-------- Data extract --------
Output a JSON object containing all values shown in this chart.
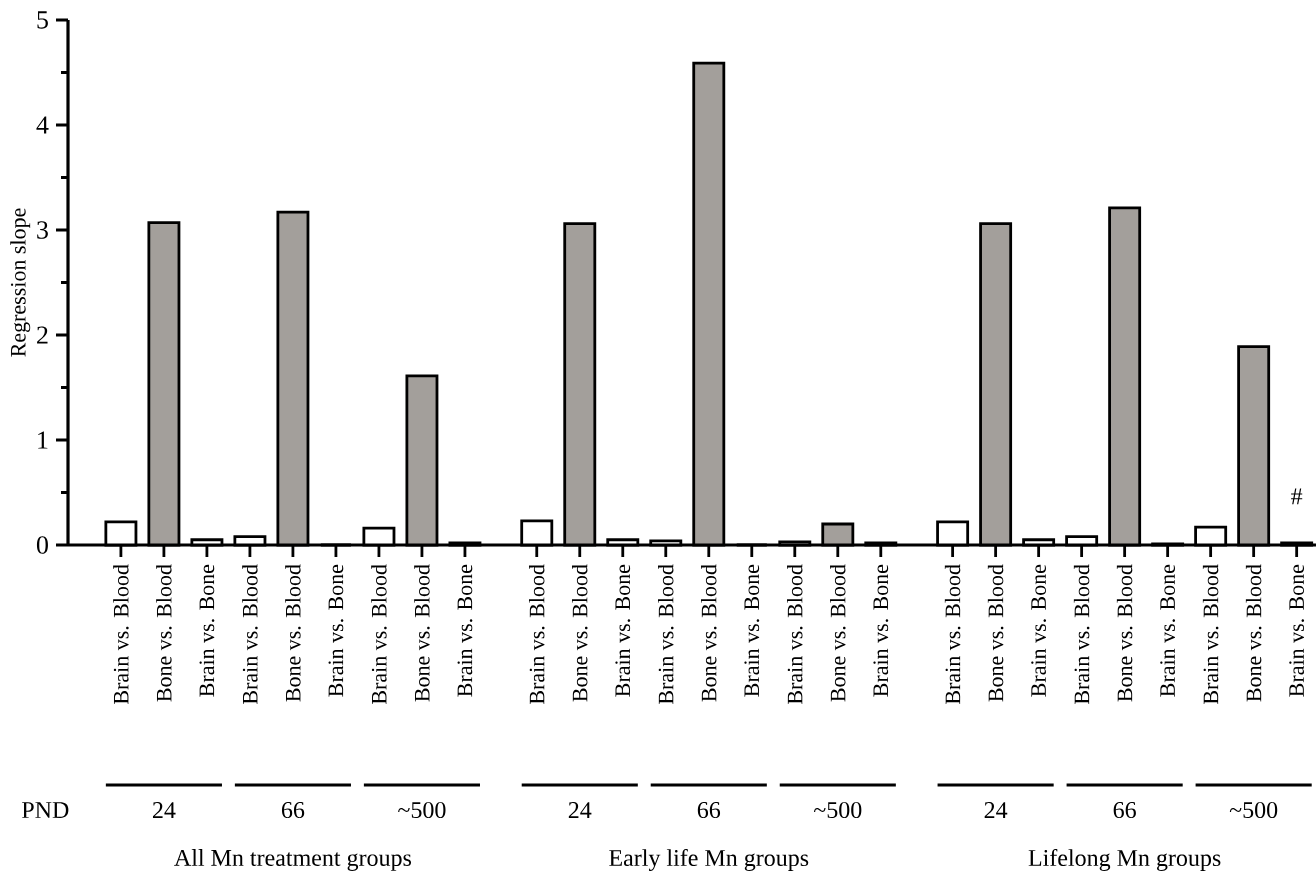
{
  "chart_data": {
    "type": "bar",
    "ylabel": "Regression slope",
    "categories": [
      "Brain vs. Blood",
      "Bone vs. Blood",
      "Brain vs. Bone",
      "Brain vs. Blood",
      "Bone vs. Blood",
      "Brain vs. Bone",
      "Brain vs. Blood",
      "Bone vs. Blood",
      "Brain vs. Bone",
      "Brain vs. Blood",
      "Bone vs. Blood",
      "Brain vs. Bone",
      "Brain vs. Blood",
      "Bone vs. Blood",
      "Brain vs. Bone",
      "Brain vs. Blood",
      "Bone vs. Blood",
      "Brain vs. Bone",
      "Brain vs. Blood",
      "Bone vs. Blood",
      "Brain vs. Bone",
      "Brain vs. Blood",
      "Bone vs. Blood",
      "Brain vs. Bone",
      "Brain vs. Blood",
      "Bone vs. Blood",
      "Brain vs. Bone"
    ],
    "values": [
      0.22,
      3.07,
      0.05,
      0.08,
      3.17,
      0.0,
      0.16,
      1.61,
      0.02,
      0.23,
      3.06,
      0.05,
      0.04,
      4.59,
      0.0,
      0.03,
      0.2,
      0.02,
      0.22,
      3.06,
      0.05,
      0.08,
      3.21,
      0.01,
      0.17,
      1.89,
      0.02
    ],
    "colors": [
      "#ffffff",
      "#a39f9b",
      "#ffffff",
      "#ffffff",
      "#a39f9b",
      "#ffffff",
      "#ffffff",
      "#a39f9b",
      "#ffffff",
      "#ffffff",
      "#a39f9b",
      "#ffffff",
      "#ffffff",
      "#a39f9b",
      "#ffffff",
      "#ffffff",
      "#a39f9b",
      "#ffffff",
      "#ffffff",
      "#a39f9b",
      "#ffffff",
      "#ffffff",
      "#a39f9b",
      "#ffffff",
      "#ffffff",
      "#a39f9b",
      "#ffffff"
    ],
    "ylim": [
      0,
      5
    ],
    "yticks": [
      0,
      1,
      2,
      3,
      4,
      5
    ],
    "annotations": [
      "PND",
      "24",
      "66",
      "~500",
      "24",
      "66",
      "~500",
      "24",
      "66",
      "~500",
      "All Mn treatment groups",
      "Early life Mn groups",
      "Lifelong Mn groups",
      "#"
    ]
  }
}
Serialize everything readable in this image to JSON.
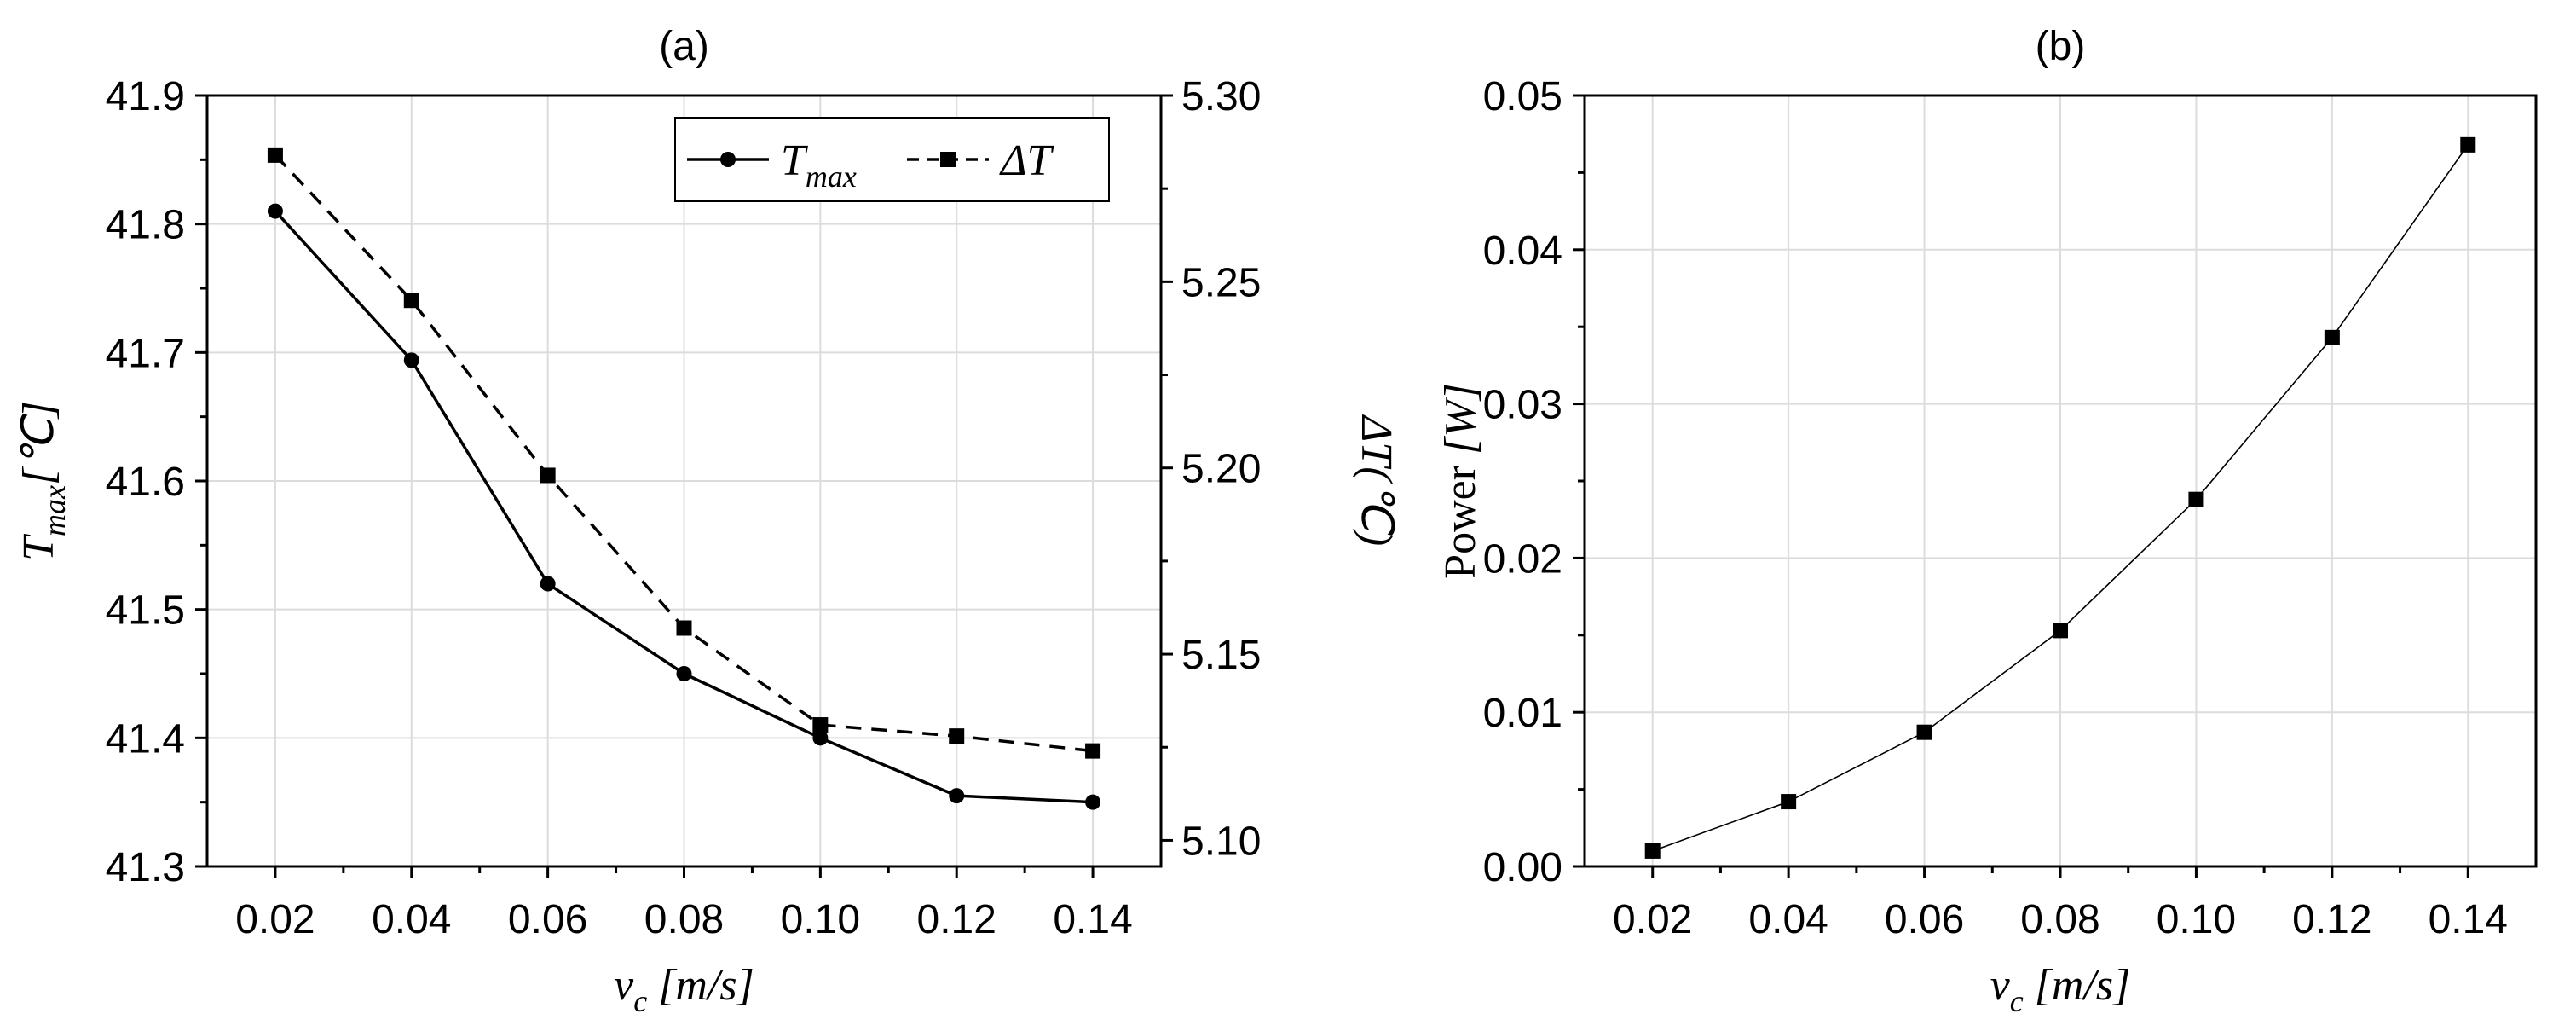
{
  "chart_data": [
    {
      "type": "line",
      "title": "(a)",
      "xlabel": {
        "var": "v",
        "sub": "c",
        "unit": "[m/s]"
      },
      "ylabel_left": {
        "var": "T",
        "sub": "max",
        "unit": "[℃]"
      },
      "ylabel_right": {
        "var": "ΔT",
        "unit": "(℃)"
      },
      "x": [
        0.02,
        0.04,
        0.06,
        0.08,
        0.1,
        0.12,
        0.14
      ],
      "x_ticks": [
        "0.02",
        "0.04",
        "0.06",
        "0.08",
        "0.10",
        "0.12",
        "0.14"
      ],
      "xlim": [
        0.01,
        0.15
      ],
      "ylim_left": [
        41.3,
        41.9
      ],
      "yticks_left": [
        "41.3",
        "41.4",
        "41.5",
        "41.6",
        "41.7",
        "41.8",
        "41.9"
      ],
      "ylim_right": [
        5.093,
        5.3
      ],
      "yticks_right": [
        "5.10",
        "5.15",
        "5.20",
        "5.25",
        "5.30"
      ],
      "grid": true,
      "legend_position": "top-right",
      "series": [
        {
          "legend": {
            "var": "T",
            "sub": "max"
          },
          "axis": "left",
          "style": "solid",
          "marker": "circle",
          "values": [
            41.81,
            41.694,
            41.52,
            41.45,
            41.4,
            41.355,
            41.35
          ]
        },
        {
          "legend": {
            "var": "ΔT",
            "sub": ""
          },
          "axis": "right",
          "style": "dashed",
          "marker": "square",
          "values": [
            5.284,
            5.245,
            5.198,
            5.157,
            5.131,
            5.128,
            5.124
          ]
        }
      ]
    },
    {
      "type": "line",
      "title": "(b)",
      "xlabel": {
        "var": "v",
        "sub": "c",
        "unit": "[m/s]"
      },
      "ylabel_left": {
        "prefix": "Power ",
        "unit": "[W]"
      },
      "x": [
        0.02,
        0.04,
        0.06,
        0.08,
        0.1,
        0.12,
        0.14
      ],
      "x_ticks": [
        "0.02",
        "0.04",
        "0.06",
        "0.08",
        "0.10",
        "0.12",
        "0.14"
      ],
      "xlim": [
        0.01,
        0.15
      ],
      "ylim_left": [
        0,
        0.05
      ],
      "yticks_left": [
        "0.00",
        "0.01",
        "0.02",
        "0.03",
        "0.04",
        "0.05"
      ],
      "grid": true,
      "series": [
        {
          "axis": "left",
          "style": "solid-thin",
          "marker": "square",
          "values": [
            0.001,
            0.0042,
            0.0087,
            0.0153,
            0.0238,
            0.0343,
            0.0468
          ]
        }
      ]
    }
  ]
}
--------
**Exercise**
Write the material out again exactly as it appears, dropping the pictures.

**Expected answer**
Output a JSON object containing all values shown in this chart.
{
  "chart_data": {
    "type": "bar",
    "ylabel": "Regression slope",
    "categories": [
      "Brain vs. Blood",
      "Bone vs. Blood",
      "Brain vs. Bone",
      "Brain vs. Blood",
      "Bone vs. Blood",
      "Brain vs. Bone",
      "Brain vs. Blood",
      "Bone vs. Blood",
      "Brain vs. Bone",
      "Brain vs. Blood",
      "Bone vs. Blood",
      "Brain vs. Bone",
      "Brain vs. Blood",
      "Bone vs. Blood",
      "Brain vs. Bone",
      "Brain vs. Blood",
      "Bone vs. Blood",
      "Brain vs. Bone",
      "Brain vs. Blood",
      "Bone vs. Blood",
      "Brain vs. Bone",
      "Brain vs. Blood",
      "Bone vs. Blood",
      "Brain vs. Bone",
      "Brain vs. Blood",
      "Bone vs. Blood",
      "Brain vs. Bone"
    ],
    "values": [
      0.22,
      3.07,
      0.05,
      0.08,
      3.17,
      0.0,
      0.16,
      1.61,
      0.02,
      0.23,
      3.06,
      0.05,
      0.04,
      4.59,
      0.0,
      0.03,
      0.2,
      0.02,
      0.22,
      3.06,
      0.05,
      0.08,
      3.21,
      0.01,
      0.17,
      1.89,
      0.02
    ],
    "colors": [
      "#ffffff",
      "#a39f9b",
      "#ffffff",
      "#ffffff",
      "#a39f9b",
      "#ffffff",
      "#ffffff",
      "#a39f9b",
      "#ffffff",
      "#ffffff",
      "#a39f9b",
      "#ffffff",
      "#ffffff",
      "#a39f9b",
      "#ffffff",
      "#ffffff",
      "#a39f9b",
      "#ffffff",
      "#ffffff",
      "#a39f9b",
      "#ffffff",
      "#ffffff",
      "#a39f9b",
      "#ffffff",
      "#ffffff",
      "#a39f9b",
      "#ffffff"
    ],
    "ylim": [
      0,
      5
    ],
    "yticks": [
      0,
      1,
      2,
      3,
      4,
      5
    ],
    "annotations": [
      "PND",
      "24",
      "66",
      "~500",
      "24",
      "66",
      "~500",
      "24",
      "66",
      "~500",
      "All Mn treatment groups",
      "Early life Mn groups",
      "Lifelong Mn groups",
      "#"
    ]
  }
}
Serialize everything readable in this image to JSON.
{
  "chart_data": [
    {
      "type": "line",
      "title": "(a)",
      "xlabel": {
        "var": "v",
        "sub": "c",
        "unit": "[m/s]"
      },
      "ylabel_left": {
        "var": "T",
        "sub": "max",
        "unit": "[℃]"
      },
      "ylabel_right": {
        "var": "ΔT",
        "unit": "(℃)"
      },
      "x": [
        0.02,
        0.04,
        0.06,
        0.08,
        0.1,
        0.12,
        0.14
      ],
      "x_ticks": [
        "0.02",
        "0.04",
        "0.06",
        "0.08",
        "0.10",
        "0.12",
        "0.14"
      ],
      "xlim": [
        0.01,
        0.15
      ],
      "ylim_left": [
        41.3,
        41.9
      ],
      "yticks_left": [
        "41.3",
        "41.4",
        "41.5",
        "41.6",
        "41.7",
        "41.8",
        "41.9"
      ],
      "ylim_right": [
        5.093,
        5.3
      ],
      "yticks_right": [
        "5.10",
        "5.15",
        "5.20",
        "5.25",
        "5.30"
      ],
      "grid": true,
      "legend_position": "top-right",
      "series": [
        {
          "legend": {
            "var": "T",
            "sub": "max"
          },
          "axis": "left",
          "style": "solid",
          "marker": "circle",
          "values": [
            41.81,
            41.694,
            41.52,
            41.45,
            41.4,
            41.355,
            41.35
          ]
        },
        {
          "legend": {
            "var": "ΔT",
            "sub": ""
          },
          "axis": "right",
          "style": "dashed",
          "marker": "square",
          "values": [
            5.284,
            5.245,
            5.198,
            5.157,
            5.131,
            5.128,
            5.124
          ]
        }
      ]
    },
    {
      "type": "line",
      "title": "(b)",
      "xlabel": {
        "var": "v",
        "sub": "c",
        "unit": "[m/s]"
      },
      "ylabel_left": {
        "prefix": "Power ",
        "unit": "[W]"
      },
      "x": [
        0.02,
        0.04,
        0.06,
        0.08,
        0.1,
        0.12,
        0.14
      ],
      "x_ticks": [
        "0.02",
        "0.04",
        "0.06",
        "0.08",
        "0.10",
        "0.12",
        "0.14"
      ],
      "xlim": [
        0.01,
        0.15
      ],
      "ylim_left": [
        0,
        0.05
      ],
      "yticks_left": [
        "0.00",
        "0.01",
        "0.02",
        "0.03",
        "0.04",
        "0.05"
      ],
      "grid": true,
      "series": [
        {
          "axis": "left",
          "style": "solid-thin",
          "marker": "square",
          "values": [
            0.001,
            0.0042,
            0.0087,
            0.0153,
            0.0238,
            0.0343,
            0.0468
          ]
        }
      ]
    }
  ]
}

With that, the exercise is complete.